→ **What you have to do**
Reproduce the listing verbatim.

::: Records to process :::

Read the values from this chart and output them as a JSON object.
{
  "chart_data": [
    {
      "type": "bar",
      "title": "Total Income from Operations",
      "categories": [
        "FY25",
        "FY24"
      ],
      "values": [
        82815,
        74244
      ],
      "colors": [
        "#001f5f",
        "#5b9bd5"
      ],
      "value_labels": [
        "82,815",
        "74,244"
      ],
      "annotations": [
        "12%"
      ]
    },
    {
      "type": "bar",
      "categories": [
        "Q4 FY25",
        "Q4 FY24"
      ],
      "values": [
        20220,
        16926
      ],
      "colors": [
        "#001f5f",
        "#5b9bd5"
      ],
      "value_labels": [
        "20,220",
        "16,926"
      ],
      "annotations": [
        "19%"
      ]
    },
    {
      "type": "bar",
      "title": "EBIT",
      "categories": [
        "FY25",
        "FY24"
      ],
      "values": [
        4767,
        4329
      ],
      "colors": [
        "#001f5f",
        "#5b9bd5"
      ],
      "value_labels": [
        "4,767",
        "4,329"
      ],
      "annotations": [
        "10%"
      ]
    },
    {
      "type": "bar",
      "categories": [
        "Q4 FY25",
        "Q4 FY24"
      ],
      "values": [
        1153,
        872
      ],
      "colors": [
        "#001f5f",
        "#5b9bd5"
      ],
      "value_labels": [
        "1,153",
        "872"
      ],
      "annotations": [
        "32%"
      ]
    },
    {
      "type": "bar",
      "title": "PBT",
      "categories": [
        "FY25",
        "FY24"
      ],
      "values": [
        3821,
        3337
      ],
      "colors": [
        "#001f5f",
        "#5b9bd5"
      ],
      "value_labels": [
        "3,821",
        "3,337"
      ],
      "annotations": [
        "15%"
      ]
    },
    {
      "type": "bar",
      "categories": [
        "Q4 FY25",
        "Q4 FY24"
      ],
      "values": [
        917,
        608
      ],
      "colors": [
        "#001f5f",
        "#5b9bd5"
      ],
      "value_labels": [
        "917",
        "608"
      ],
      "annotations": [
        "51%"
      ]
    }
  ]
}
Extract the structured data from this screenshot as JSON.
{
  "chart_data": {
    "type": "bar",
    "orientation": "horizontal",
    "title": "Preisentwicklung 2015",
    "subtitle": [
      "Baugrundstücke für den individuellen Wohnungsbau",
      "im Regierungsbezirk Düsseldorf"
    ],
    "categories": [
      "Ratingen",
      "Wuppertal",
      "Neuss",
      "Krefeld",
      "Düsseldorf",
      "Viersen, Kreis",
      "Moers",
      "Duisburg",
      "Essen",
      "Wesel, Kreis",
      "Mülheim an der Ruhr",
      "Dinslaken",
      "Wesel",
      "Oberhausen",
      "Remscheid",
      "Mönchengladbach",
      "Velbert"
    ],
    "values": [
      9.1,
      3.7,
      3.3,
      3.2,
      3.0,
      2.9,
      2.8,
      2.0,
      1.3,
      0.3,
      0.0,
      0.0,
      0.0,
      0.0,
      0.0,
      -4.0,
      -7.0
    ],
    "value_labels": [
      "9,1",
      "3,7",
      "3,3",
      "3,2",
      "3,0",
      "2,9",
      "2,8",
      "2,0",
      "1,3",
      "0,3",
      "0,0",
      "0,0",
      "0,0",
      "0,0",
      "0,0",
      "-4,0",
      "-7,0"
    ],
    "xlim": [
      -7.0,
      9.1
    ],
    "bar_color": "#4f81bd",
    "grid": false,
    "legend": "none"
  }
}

:::

→ **The reply**
Read the values from this chart and output them as a JSON object.
{
  "chart_data": [
    {
      "type": "bar",
      "title": "Total Income from Operations",
      "categories": [
        "FY25",
        "FY24"
      ],
      "values": [
        82815,
        74244
      ],
      "colors": [
        "#001f5f",
        "#5b9bd5"
      ],
      "value_labels": [
        "82,815",
        "74,244"
      ],
      "annotations": [
        "12%"
      ]
    },
    {
      "type": "bar",
      "categories": [
        "Q4 FY25",
        "Q4 FY24"
      ],
      "values": [
        20220,
        16926
      ],
      "colors": [
        "#001f5f",
        "#5b9bd5"
      ],
      "value_labels": [
        "20,220",
        "16,926"
      ],
      "annotations": [
        "19%"
      ]
    },
    {
      "type": "bar",
      "title": "EBIT",
      "categories": [
        "FY25",
        "FY24"
      ],
      "values": [
        4767,
        4329
      ],
      "colors": [
        "#001f5f",
        "#5b9bd5"
      ],
      "value_labels": [
        "4,767",
        "4,329"
      ],
      "annotations": [
        "10%"
      ]
    },
    {
      "type": "bar",
      "categories": [
        "Q4 FY25",
        "Q4 FY24"
      ],
      "values": [
        1153,
        872
      ],
      "colors": [
        "#001f5f",
        "#5b9bd5"
      ],
      "value_labels": [
        "1,153",
        "872"
      ],
      "annotations": [
        "32%"
      ]
    },
    {
      "type": "bar",
      "title": "PBT",
      "categories": [
        "FY25",
        "FY24"
      ],
      "values": [
        3821,
        3337
      ],
      "colors": [
        "#001f5f",
        "#5b9bd5"
      ],
      "value_labels": [
        "3,821",
        "3,337"
      ],
      "annotations": [
        "15%"
      ]
    },
    {
      "type": "bar",
      "categories": [
        "Q4 FY25",
        "Q4 FY24"
      ],
      "values": [
        917,
        608
      ],
      "colors": [
        "#001f5f",
        "#5b9bd5"
      ],
      "value_labels": [
        "917",
        "608"
      ],
      "annotations": [
        "51%"
      ]
    }
  ]
}
Extract the structured data from this screenshot as JSON.
{
  "chart_data": {
    "type": "bar",
    "orientation": "horizontal",
    "title": "Preisentwicklung 2015",
    "subtitle": [
      "Baugrundstücke für den individuellen Wohnungsbau",
      "im Regierungsbezirk Düsseldorf"
    ],
    "categories": [
      "Ratingen",
      "Wuppertal",
      "Neuss",
      "Krefeld",
      "Düsseldorf",
      "Viersen, Kreis",
      "Moers",
      "Duisburg",
      "Essen",
      "Wesel, Kreis",
      "Mülheim an der Ruhr",
      "Dinslaken",
      "Wesel",
      "Oberhausen",
      "Remscheid",
      "Mönchengladbach",
      "Velbert"
    ],
    "values": [
      9.1,
      3.7,
      3.3,
      3.2,
      3.0,
      2.9,
      2.8,
      2.0,
      1.3,
      0.3,
      0.0,
      0.0,
      0.0,
      0.0,
      0.0,
      -4.0,
      -7.0
    ],
    "value_labels": [
      "9,1",
      "3,7",
      "3,3",
      "3,2",
      "3,0",
      "2,9",
      "2,8",
      "2,0",
      "1,3",
      "0,3",
      "0,0",
      "0,0",
      "0,0",
      "0,0",
      "0,0",
      "-4,0",
      "-7,0"
    ],
    "xlim": [
      -7.0,
      9.1
    ],
    "bar_color": "#4f81bd",
    "grid": false,
    "legend": "none"
  }
}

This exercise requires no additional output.